__Task objective__
In the entries below, how many lines hold the string "just"? Give only the number.

__Material for the task__
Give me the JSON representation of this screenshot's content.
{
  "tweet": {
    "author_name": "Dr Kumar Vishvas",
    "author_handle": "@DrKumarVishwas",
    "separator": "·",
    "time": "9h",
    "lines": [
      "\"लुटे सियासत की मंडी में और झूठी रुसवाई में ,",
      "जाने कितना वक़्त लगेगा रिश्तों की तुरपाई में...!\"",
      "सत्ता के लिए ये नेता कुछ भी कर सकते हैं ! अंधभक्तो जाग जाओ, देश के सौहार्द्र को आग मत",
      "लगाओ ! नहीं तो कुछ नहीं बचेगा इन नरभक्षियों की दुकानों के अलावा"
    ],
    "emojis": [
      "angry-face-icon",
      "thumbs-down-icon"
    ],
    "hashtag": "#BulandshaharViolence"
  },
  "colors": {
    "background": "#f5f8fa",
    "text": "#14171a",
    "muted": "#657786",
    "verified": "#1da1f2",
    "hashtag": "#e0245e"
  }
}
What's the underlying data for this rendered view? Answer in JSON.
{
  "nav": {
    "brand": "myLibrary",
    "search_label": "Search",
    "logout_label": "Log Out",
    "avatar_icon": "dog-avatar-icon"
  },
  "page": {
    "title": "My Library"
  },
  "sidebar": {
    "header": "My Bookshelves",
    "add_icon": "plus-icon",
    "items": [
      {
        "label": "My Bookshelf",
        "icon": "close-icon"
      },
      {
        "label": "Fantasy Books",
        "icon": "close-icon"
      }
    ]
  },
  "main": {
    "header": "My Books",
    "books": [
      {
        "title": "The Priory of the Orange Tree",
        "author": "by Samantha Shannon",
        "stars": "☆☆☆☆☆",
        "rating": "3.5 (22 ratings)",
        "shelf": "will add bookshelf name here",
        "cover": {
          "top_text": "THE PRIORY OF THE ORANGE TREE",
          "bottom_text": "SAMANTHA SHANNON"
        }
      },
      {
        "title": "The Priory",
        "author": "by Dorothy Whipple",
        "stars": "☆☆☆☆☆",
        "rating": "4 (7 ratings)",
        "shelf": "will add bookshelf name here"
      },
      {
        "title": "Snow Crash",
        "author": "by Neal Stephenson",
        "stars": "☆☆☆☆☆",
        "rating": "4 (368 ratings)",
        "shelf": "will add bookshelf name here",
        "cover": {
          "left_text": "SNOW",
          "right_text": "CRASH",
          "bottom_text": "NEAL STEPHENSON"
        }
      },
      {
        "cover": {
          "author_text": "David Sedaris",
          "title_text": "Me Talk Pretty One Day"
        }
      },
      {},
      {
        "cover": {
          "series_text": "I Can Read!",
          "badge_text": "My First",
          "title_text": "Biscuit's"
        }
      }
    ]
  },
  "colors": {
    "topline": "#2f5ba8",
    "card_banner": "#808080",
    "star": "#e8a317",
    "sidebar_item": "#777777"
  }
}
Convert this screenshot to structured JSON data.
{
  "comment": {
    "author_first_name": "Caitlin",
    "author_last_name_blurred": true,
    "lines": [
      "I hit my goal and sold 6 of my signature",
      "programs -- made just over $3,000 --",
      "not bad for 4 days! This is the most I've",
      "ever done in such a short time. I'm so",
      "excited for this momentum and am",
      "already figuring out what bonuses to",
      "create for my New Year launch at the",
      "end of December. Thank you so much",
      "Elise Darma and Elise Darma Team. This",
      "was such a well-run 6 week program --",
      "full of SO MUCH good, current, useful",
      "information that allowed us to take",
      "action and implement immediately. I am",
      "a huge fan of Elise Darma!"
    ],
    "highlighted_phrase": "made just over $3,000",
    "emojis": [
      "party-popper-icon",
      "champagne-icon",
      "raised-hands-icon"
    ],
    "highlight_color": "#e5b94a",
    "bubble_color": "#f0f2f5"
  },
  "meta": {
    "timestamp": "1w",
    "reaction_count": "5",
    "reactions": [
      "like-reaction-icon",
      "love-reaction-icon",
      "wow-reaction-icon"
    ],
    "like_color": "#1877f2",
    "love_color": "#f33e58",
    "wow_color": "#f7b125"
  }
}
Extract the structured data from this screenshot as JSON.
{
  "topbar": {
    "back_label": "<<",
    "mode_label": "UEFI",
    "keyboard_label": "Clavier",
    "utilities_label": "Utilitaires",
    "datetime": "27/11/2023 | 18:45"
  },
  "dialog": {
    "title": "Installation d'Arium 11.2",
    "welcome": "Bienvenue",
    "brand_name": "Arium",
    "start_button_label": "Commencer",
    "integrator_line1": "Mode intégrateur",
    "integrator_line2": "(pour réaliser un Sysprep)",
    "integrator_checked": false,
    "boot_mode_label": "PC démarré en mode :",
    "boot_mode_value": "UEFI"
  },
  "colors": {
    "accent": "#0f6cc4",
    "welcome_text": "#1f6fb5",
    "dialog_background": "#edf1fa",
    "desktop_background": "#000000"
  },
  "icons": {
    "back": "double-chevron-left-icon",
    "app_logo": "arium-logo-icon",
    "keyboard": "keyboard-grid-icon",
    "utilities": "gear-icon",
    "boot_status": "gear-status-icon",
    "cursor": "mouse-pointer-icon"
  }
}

__Answer to this problem__
2